## Exercise
Set each record down exactly, excluding all images.

§ §

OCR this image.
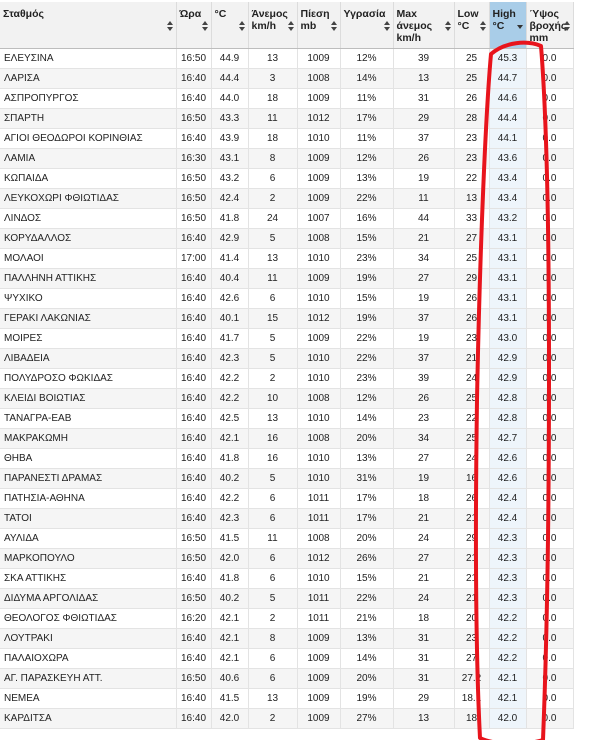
Σταθμός	Ώρα	°C	Άνεμος km/h	Πίεση mb	Υγρασία	Max άνεμος km/h	Low °C	High °C	Ύψος βροχής mm

ΕΛΕΥΣΙΝΑ	16:50	44.9	13	1009	12%	39	25	45.3	0.0
ΛΑΡΙΣΑ	16:40	44.4	3	1008	14%	13	25	44.7	0.0
ΑΣΠΡΟΠΥΡΓΟΣ	16:40	44.0	18	1009	11%	31	26	44.6	0.0
ΣΠΑΡΤΗ	16:50	43.3	11	1012	17%	29	28	44.4	0.0
ΑΓΙΟΙ ΘΕΟΔΩΡΟΙ ΚΟΡΙΝΘΙΑΣ	16:40	43.9	18	1010	11%	37	23	44.1	0.0
ΛΑΜΙΑ	16:30	43.1	8	1009	12%	26	23	43.6	0.0
ΚΩΠΑΙΔΑ	16:50	43.2	6	1009	13%	19	22	43.4	0.0
ΛΕΥΚΟΧΩΡΙ ΦΘΙΩΤΙΔΑΣ	16:50	42.4	2	1009	22%	11	13	43.4	0.0
ΛΙΝΔΟΣ	16:50	41.8	24	1007	16%	44	33	43.2	0.0
ΚΟΡΥΔΑΛΛΟΣ	16:40	42.9	5	1008	15%	21	27	43.1	0.0
ΜΟΛΑΟΙ	17:00	41.4	13	1010	23%	34	25	43.1	0.0
ΠΑΛΛΗΝΗ ΑΤΤΙΚΗΣ	16:40	40.4	11	1009	19%	27	29	43.1	0.0
ΨΥΧΙΚΟ	16:40	42.6	6	1010	15%	19	26	43.1	0.0
ΓΕΡΑΚΙ ΛΑΚΩΝΙΑΣ	16:40	40.1	15	1012	19%	37	26	43.1	0.0
ΜΟΙΡΕΣ	16:40	41.7	5	1009	22%	19	23	43.0	0.0
ΛΙΒΑΔΕΙΑ	16:40	42.3	5	1010	22%	37	21	42.9	0.0
ΠΟΛΥΔΡΟΣΟ ΦΩΚΙΔΑΣ	16:40	42.2	2	1010	23%	39	24	42.9	0.0
ΚΛΕΙΔΙ ΒΟΙΩΤΙΑΣ	16:40	42.2	10	1008	12%	26	25	42.8	0.0
ΤΑΝΑΓΡΑ-ΕΑΒ	16:40	42.5	13	1010	14%	23	22	42.8	0.0
ΜΑΚΡΑΚΩΜΗ	16:40	42.1	16	1008	20%	34	25	42.7	0.0
ΘΗΒΑ	16:40	41.8	16	1010	13%	27	24	42.6	0.0
ΠΑΡΑΝΕΣΤΙ ΔΡΑΜΑΣ	16:40	40.2	5	1010	31%	19	16	42.6	0.0
ΠΑΤΗΣΙΑ-ΑΘΗΝΑ	16:40	42.2	6	1011	17%	18	26	42.4	0.0
ΤΑΤΟΙ	16:40	42.3	6	1011	17%	21	21	42.4	0.0
ΑΥΛΙΔΑ	16:50	41.5	11	1008	20%	24	29	42.3	0.0
ΜΑΡΚΟΠΟΥΛΟ	16:50	42.0	6	1012	26%	27	21	42.3	0.0
ΣΚΑ ΑΤΤΙΚΗΣ	16:40	41.8	6	1010	15%	21	21	42.3	0.0
ΔΙΔΥΜΑ ΑΡΓΟΛΙΔΑΣ	16:50	40.2	5	1011	22%	24	21	42.3	0.0
ΘΕΟΛΟΓΟΣ ΦΘΙΩΤΙΔΑΣ	16:20	42.1	2	1011	21%	18	20	42.2	0.0
ΛΟΥΤΡΑΚΙ	16:40	42.1	8	1009	13%	31	23	42.2	0.0
ΠΑΛΑΙΟΧΩΡΑ	16:40	42.1	6	1009	14%	31	27	42.2	0.0
ΑΓ. ΠΑΡΑΣΚΕΥΗ ΑΤΤ.	16:50	40.6	6	1009	20%	31	27.2	42.1	0.0
ΝΕΜΕΑ	16:40	41.5	13	1009	19%	29	18.1	42.1	0.0
ΚΑΡΔΙΤΣΑ	16:40	42.0	2	1009	27%	13	18	42.0	0.0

§ §

## Answer to this problem
OCR this image.
Σταθμός	Ώρα	°C	Άνεμος km/h	Πίεση mb	Υγρασία	Max άνεμος km/h	Low °C	High °C	Ύψος βροχής mm

ΕΛΕΥΣΙΝΑ	16:50	44.9	13	1009	12%	39	25	45.3	0.0
ΛΑΡΙΣΑ	16:40	44.4	3	1008	14%	13	25	44.7	0.0
ΑΣΠΡΟΠΥΡΓΟΣ	16:40	44.0	18	1009	11%	31	26	44.6	0.0
ΣΠΑΡΤΗ	16:50	43.3	11	1012	17%	29	28	44.4	0.0
ΑΓΙΟΙ ΘΕΟΔΩΡΟΙ ΚΟΡΙΝΘΙΑΣ	16:40	43.9	18	1010	11%	37	23	44.1	0.0
ΛΑΜΙΑ	16:30	43.1	8	1009	12%	26	23	43.6	0.0
ΚΩΠΑΙΔΑ	16:50	43.2	6	1009	13%	19	22	43.4	0.0
ΛΕΥΚΟΧΩΡΙ ΦΘΙΩΤΙΔΑΣ	16:50	42.4	2	1009	22%	11	13	43.4	0.0
ΛΙΝΔΟΣ	16:50	41.8	24	1007	16%	44	33	43.2	0.0
ΚΟΡΥΔΑΛΛΟΣ	16:40	42.9	5	1008	15%	21	27	43.1	0.0
ΜΟΛΑΟΙ	17:00	41.4	13	1010	23%	34	25	43.1	0.0
ΠΑΛΛΗΝΗ ΑΤΤΙΚΗΣ	16:40	40.4	11	1009	19%	27	29	43.1	0.0
ΨΥΧΙΚΟ	16:40	42.6	6	1010	15%	19	26	43.1	0.0
ΓΕΡΑΚΙ ΛΑΚΩΝΙΑΣ	16:40	40.1	15	1012	19%	37	26	43.1	0.0
ΜΟΙΡΕΣ	16:40	41.7	5	1009	22%	19	23	43.0	0.0
ΛΙΒΑΔΕΙΑ	16:40	42.3	5	1010	22%	37	21	42.9	0.0
ΠΟΛΥΔΡΟΣΟ ΦΩΚΙΔΑΣ	16:40	42.2	2	1010	23%	39	24	42.9	0.0
ΚΛΕΙΔΙ ΒΟΙΩΤΙΑΣ	16:40	42.2	10	1008	12%	26	25	42.8	0.0
ΤΑΝΑΓΡΑ-ΕΑΒ	16:40	42.5	13	1010	14%	23	22	42.8	0.0
ΜΑΚΡΑΚΩΜΗ	16:40	42.1	16	1008	20%	34	25	42.7	0.0
ΘΗΒΑ	16:40	41.8	16	1010	13%	27	24	42.6	0.0
ΠΑΡΑΝΕΣΤΙ ΔΡΑΜΑΣ	16:40	40.2	5	1010	31%	19	16	42.6	0.0
ΠΑΤΗΣΙΑ-ΑΘΗΝΑ	16:40	42.2	6	1011	17%	18	26	42.4	0.0
ΤΑΤΟΙ	16:40	42.3	6	1011	17%	21	21	42.4	0.0
ΑΥΛΙΔΑ	16:50	41.5	11	1008	20%	24	29	42.3	0.0
ΜΑΡΚΟΠΟΥΛΟ	16:50	42.0	6	1012	26%	27	21	42.3	0.0
ΣΚΑ ΑΤΤΙΚΗΣ	16:40	41.8	6	1010	15%	21	21	42.3	0.0
ΔΙΔΥΜΑ ΑΡΓΟΛΙΔΑΣ	16:50	40.2	5	1011	22%	24	21	42.3	0.0
ΘΕΟΛΟΓΟΣ ΦΘΙΩΤΙΔΑΣ	16:20	42.1	2	1011	21%	18	20	42.2	0.0
ΛΟΥΤΡΑΚΙ	16:40	42.1	8	1009	13%	31	23	42.2	0.0
ΠΑΛΑΙΟΧΩΡΑ	16:40	42.1	6	1009	14%	31	27	42.2	0.0
ΑΓ. ΠΑΡΑΣΚΕΥΗ ΑΤΤ.	16:50	40.6	6	1009	20%	31	27.2	42.1	0.0
ΝΕΜΕΑ	16:40	41.5	13	1009	19%	29	18.1	42.1	0.0
ΚΑΡΔΙΤΣΑ	16:40	42.0	2	1009	27%	13	18	42.0	0.0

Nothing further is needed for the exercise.